## What you are asked to do
Repeat every entry in the listing below, exactly.

## Data for this task
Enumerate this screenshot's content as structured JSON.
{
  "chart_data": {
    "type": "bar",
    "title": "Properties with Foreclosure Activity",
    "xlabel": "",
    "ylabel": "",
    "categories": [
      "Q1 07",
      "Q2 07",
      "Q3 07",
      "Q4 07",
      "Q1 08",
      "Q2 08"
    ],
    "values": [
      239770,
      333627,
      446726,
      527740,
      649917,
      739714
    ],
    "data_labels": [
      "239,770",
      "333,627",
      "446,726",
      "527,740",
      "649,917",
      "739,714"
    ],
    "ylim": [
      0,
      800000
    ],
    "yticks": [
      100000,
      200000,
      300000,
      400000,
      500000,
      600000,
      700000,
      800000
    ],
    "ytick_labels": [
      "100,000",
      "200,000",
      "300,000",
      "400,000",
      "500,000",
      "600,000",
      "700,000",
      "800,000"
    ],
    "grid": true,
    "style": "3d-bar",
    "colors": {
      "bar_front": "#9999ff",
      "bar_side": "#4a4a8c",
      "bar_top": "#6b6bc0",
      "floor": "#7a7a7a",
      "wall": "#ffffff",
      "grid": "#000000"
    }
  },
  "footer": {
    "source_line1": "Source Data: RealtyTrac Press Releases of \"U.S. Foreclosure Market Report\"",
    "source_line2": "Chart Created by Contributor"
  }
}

## Exercise solution
Enumerate this screenshot's content as structured JSON.
{
  "chart_data": {
    "type": "bar",
    "title": "Properties with Foreclosure Activity",
    "xlabel": "",
    "ylabel": "",
    "categories": [
      "Q1 07",
      "Q2 07",
      "Q3 07",
      "Q4 07",
      "Q1 08",
      "Q2 08"
    ],
    "values": [
      239770,
      333627,
      446726,
      527740,
      649917,
      739714
    ],
    "data_labels": [
      "239,770",
      "333,627",
      "446,726",
      "527,740",
      "649,917",
      "739,714"
    ],
    "ylim": [
      0,
      800000
    ],
    "yticks": [
      100000,
      200000,
      300000,
      400000,
      500000,
      600000,
      700000,
      800000
    ],
    "ytick_labels": [
      "100,000",
      "200,000",
      "300,000",
      "400,000",
      "500,000",
      "600,000",
      "700,000",
      "800,000"
    ],
    "grid": true,
    "style": "3d-bar",
    "colors": {
      "bar_front": "#9999ff",
      "bar_side": "#4a4a8c",
      "bar_top": "#6b6bc0",
      "floor": "#7a7a7a",
      "wall": "#ffffff",
      "grid": "#000000"
    }
  },
  "footer": {
    "source_line1": "Source Data: RealtyTrac Press Releases of \"U.S. Foreclosure Market Report\"",
    "source_line2": "Chart Created by Contributor"
  }
}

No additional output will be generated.